Below are records; extract exactly the lines from the one with "Output the underlying" through the final line, including both, but drop the pictures.

(Rows from a figure dataset)
****
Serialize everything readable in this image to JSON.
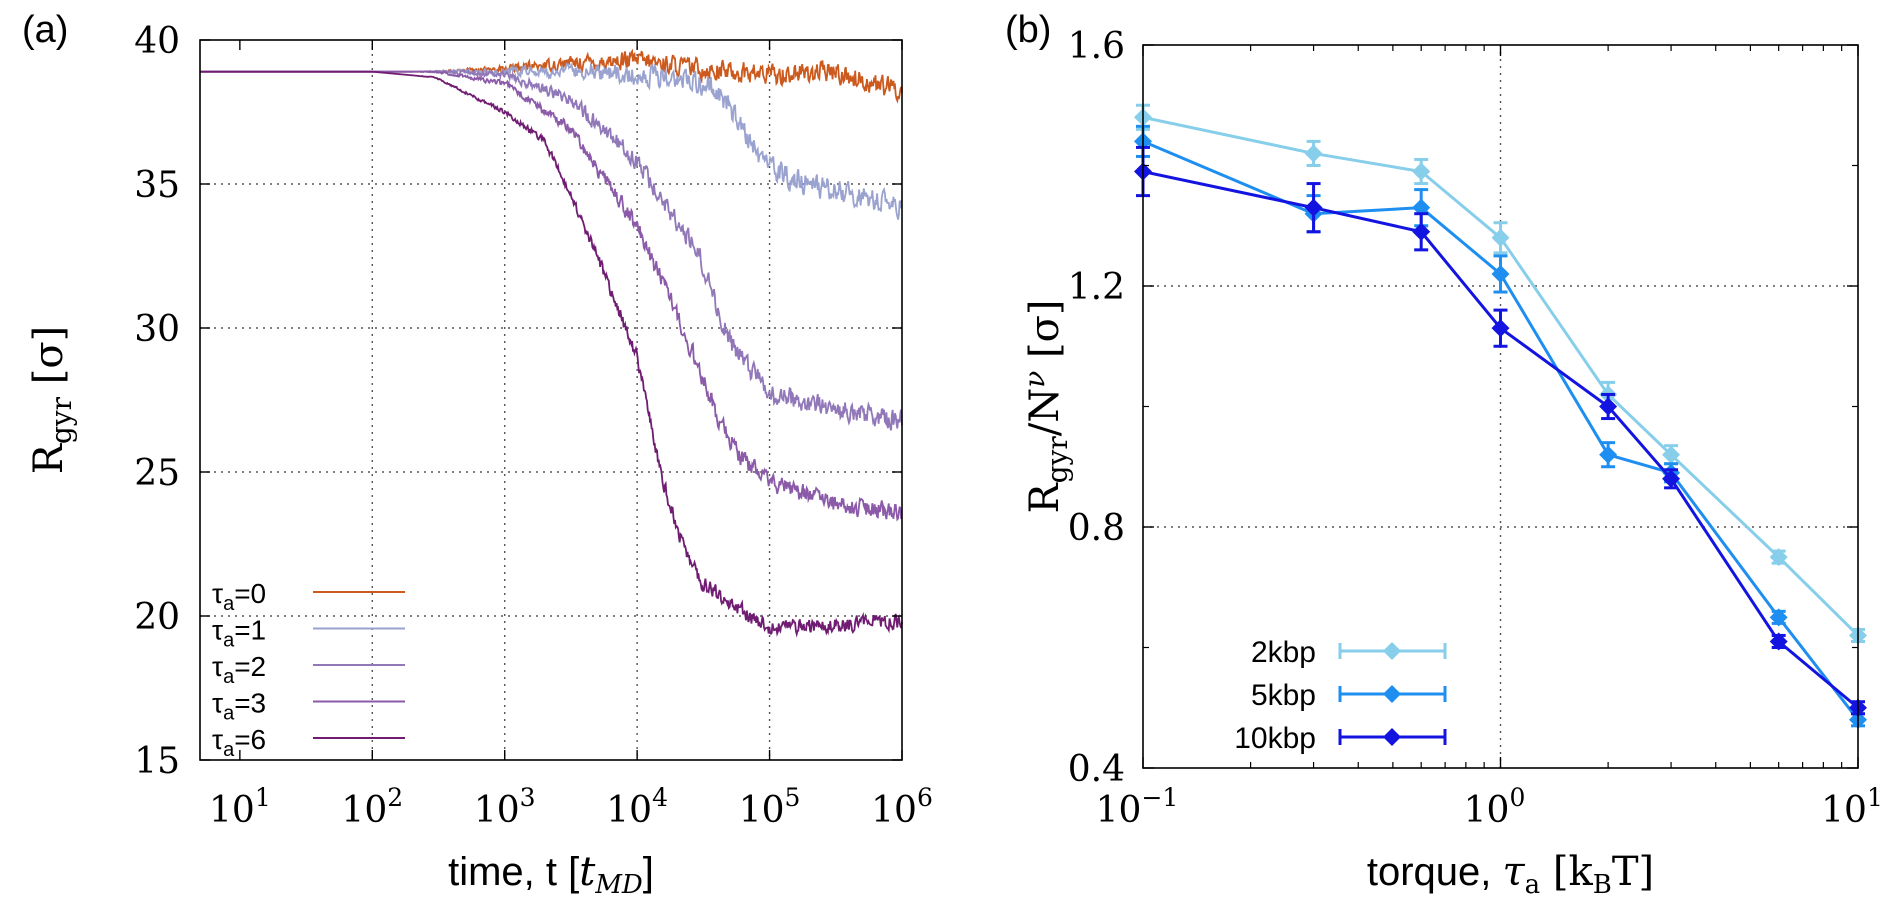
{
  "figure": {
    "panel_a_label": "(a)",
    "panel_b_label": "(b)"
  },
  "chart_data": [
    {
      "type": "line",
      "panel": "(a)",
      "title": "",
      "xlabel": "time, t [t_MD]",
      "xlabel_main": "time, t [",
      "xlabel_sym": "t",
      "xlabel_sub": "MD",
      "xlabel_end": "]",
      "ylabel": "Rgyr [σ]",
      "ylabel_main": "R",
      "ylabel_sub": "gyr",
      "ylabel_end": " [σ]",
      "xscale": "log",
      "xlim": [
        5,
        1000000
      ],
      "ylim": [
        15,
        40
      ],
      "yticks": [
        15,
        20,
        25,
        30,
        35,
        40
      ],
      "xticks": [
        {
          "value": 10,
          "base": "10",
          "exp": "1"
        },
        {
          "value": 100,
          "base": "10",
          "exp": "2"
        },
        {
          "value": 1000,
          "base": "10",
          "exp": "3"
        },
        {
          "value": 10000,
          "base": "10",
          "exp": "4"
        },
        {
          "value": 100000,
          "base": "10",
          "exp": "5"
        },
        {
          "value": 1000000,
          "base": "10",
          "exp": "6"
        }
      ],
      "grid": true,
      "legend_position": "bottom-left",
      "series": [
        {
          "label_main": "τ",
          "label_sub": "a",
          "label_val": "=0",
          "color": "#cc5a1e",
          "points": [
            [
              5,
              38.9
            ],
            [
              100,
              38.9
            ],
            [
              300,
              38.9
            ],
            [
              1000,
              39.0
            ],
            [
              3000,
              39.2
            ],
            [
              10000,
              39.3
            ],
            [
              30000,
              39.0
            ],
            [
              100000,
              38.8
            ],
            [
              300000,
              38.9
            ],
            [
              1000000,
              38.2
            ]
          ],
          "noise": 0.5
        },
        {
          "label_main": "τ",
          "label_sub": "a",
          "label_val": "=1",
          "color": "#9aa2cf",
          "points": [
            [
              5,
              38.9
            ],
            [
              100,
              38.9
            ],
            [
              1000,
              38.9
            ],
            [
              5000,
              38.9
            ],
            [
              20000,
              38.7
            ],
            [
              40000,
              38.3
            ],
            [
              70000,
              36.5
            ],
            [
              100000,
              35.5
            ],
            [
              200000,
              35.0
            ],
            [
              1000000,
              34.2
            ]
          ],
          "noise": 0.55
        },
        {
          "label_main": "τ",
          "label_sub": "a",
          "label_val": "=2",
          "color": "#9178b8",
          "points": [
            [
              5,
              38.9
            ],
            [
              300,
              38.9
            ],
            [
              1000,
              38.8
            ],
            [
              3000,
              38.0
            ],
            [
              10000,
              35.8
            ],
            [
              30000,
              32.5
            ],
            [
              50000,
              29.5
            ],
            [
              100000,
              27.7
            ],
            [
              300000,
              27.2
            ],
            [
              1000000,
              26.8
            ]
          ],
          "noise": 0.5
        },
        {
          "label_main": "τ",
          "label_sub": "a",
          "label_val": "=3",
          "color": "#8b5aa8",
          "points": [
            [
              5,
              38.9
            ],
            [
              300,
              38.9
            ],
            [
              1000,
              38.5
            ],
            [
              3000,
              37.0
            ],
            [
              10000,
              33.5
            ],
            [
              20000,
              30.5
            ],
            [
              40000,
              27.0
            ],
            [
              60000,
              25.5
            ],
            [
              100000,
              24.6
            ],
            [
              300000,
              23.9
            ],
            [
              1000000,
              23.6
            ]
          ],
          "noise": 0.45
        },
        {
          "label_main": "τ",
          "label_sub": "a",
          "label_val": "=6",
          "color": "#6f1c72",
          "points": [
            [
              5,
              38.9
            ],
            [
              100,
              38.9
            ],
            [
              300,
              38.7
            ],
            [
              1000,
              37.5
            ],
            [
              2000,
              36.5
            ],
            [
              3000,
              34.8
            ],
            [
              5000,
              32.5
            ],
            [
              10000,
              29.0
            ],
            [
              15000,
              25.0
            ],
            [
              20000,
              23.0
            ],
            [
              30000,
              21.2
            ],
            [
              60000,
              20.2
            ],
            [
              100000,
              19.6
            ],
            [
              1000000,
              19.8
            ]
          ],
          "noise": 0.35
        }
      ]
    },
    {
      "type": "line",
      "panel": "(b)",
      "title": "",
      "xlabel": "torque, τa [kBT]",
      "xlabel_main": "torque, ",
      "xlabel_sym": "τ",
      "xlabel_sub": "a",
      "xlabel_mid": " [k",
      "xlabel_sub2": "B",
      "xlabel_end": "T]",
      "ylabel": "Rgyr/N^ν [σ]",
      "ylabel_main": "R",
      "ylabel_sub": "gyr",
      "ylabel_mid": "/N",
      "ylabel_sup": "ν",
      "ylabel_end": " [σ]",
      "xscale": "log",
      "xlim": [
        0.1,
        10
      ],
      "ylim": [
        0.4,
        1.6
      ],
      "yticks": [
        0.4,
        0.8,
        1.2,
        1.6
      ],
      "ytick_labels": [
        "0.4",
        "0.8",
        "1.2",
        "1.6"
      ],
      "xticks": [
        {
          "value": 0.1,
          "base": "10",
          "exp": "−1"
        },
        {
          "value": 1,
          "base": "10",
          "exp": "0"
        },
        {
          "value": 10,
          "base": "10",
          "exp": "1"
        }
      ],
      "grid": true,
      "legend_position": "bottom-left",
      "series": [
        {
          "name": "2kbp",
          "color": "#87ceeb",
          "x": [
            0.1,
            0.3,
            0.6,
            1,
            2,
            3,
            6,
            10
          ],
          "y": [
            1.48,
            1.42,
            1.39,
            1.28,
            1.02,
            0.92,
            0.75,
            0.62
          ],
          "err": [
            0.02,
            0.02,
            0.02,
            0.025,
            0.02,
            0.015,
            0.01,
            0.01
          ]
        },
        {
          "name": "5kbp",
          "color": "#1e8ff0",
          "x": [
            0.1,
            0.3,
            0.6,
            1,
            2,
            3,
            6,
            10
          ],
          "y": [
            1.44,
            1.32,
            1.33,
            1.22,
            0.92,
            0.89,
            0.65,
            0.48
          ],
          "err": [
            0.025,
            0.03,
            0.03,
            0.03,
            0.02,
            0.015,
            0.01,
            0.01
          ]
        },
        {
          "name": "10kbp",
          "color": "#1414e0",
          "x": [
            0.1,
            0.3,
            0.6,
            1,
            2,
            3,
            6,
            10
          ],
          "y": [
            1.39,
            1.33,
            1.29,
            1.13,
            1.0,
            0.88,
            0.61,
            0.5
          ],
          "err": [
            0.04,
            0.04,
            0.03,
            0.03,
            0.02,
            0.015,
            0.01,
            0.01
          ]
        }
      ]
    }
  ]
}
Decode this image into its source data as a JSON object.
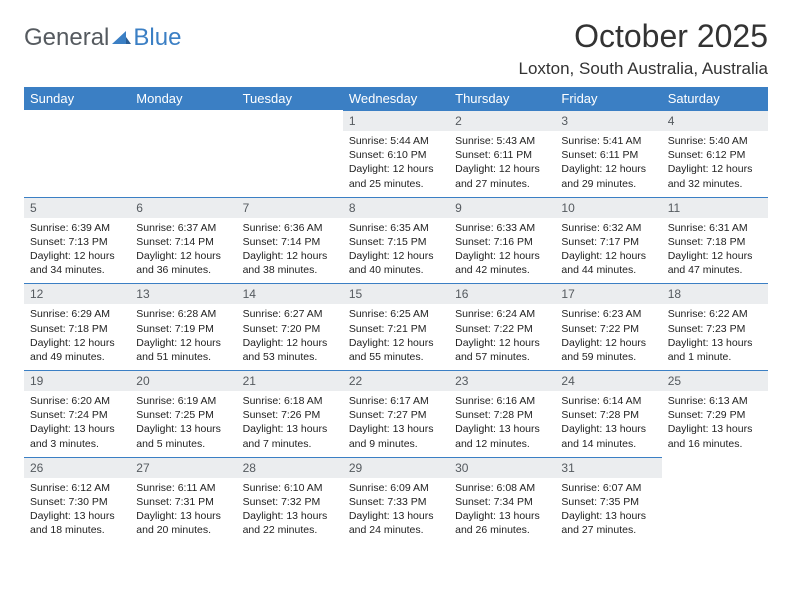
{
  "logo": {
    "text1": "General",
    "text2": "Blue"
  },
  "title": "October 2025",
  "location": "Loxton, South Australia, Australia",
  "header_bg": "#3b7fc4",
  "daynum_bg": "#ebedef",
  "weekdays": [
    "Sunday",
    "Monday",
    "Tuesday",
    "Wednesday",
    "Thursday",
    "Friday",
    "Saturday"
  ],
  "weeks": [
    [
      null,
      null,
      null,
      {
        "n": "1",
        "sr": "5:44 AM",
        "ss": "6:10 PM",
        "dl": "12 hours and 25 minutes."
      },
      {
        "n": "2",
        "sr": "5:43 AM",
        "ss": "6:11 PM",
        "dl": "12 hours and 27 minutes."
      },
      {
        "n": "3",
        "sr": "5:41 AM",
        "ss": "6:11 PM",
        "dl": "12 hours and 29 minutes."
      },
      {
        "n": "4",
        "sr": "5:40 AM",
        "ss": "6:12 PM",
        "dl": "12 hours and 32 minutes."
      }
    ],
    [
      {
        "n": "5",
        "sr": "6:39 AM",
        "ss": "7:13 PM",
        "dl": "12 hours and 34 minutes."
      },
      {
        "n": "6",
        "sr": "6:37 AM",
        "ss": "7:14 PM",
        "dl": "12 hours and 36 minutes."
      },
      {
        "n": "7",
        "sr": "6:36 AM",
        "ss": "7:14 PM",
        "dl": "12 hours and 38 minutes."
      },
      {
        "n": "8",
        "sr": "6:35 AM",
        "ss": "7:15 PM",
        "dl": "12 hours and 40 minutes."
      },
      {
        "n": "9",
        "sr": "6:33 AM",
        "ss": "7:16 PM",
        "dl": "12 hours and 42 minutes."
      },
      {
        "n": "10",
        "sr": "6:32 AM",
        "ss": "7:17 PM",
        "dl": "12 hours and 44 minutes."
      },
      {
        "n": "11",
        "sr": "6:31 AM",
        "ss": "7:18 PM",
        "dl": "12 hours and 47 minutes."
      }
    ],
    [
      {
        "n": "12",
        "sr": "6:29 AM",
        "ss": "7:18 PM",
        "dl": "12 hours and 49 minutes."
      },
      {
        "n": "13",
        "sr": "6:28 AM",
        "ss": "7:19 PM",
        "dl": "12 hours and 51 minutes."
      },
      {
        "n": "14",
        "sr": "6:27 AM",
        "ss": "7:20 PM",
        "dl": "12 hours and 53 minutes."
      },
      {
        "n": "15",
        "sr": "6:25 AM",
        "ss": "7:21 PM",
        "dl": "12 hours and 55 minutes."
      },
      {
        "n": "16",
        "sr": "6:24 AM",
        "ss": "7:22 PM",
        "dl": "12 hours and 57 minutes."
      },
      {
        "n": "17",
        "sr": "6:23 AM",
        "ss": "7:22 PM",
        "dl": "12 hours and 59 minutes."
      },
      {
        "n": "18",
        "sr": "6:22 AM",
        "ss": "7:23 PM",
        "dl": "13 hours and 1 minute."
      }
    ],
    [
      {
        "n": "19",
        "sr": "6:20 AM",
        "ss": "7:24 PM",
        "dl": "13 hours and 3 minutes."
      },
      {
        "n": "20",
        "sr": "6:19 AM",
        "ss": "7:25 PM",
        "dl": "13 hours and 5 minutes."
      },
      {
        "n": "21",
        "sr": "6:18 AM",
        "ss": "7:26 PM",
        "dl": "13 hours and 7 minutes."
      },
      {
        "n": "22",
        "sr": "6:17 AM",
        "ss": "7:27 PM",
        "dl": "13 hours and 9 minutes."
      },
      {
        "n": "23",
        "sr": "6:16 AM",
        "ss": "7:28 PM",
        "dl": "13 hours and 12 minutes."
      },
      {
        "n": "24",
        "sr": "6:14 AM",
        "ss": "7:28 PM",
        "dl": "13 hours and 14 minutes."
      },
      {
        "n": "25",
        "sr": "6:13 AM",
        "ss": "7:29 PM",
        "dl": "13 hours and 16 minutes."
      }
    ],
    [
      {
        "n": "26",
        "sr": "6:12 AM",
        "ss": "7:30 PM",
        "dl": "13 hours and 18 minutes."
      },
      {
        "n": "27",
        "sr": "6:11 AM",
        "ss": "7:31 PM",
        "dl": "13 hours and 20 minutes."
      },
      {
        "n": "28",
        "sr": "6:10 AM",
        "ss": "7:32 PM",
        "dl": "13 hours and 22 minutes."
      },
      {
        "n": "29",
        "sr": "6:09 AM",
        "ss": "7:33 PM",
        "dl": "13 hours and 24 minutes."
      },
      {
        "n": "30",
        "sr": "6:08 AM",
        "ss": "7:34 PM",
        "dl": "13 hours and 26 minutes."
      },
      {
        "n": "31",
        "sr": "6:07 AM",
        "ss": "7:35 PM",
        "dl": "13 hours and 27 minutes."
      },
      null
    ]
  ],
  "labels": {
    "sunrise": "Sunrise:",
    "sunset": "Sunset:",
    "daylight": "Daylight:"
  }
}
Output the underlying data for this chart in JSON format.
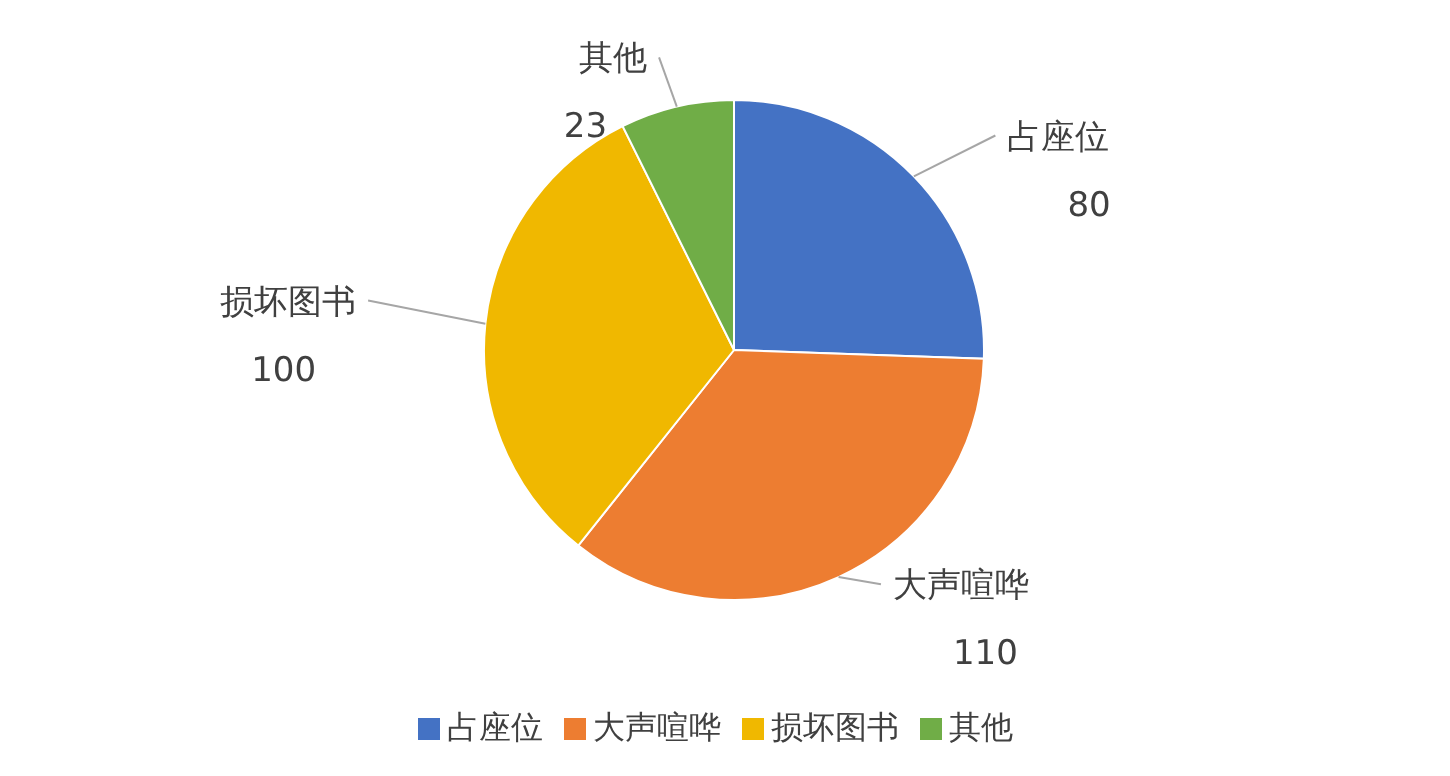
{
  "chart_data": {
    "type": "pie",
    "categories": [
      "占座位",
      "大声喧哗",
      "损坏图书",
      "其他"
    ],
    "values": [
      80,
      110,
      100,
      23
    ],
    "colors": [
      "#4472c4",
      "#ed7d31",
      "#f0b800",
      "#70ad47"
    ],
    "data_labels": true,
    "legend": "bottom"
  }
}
****
- EXERCISE SOLUTION:
Output the underlying data for this chart in JSON format.
{
  "chart_data": {
    "type": "pie",
    "categories": [
      "占座位",
      "大声喧哗",
      "损坏图书",
      "其他"
    ],
    "values": [
      80,
      110,
      100,
      23
    ],
    "colors": [
      "#4472c4",
      "#ed7d31",
      "#f0b800",
      "#70ad47"
    ],
    "data_labels": true,
    "legend": "bottom"
  }
}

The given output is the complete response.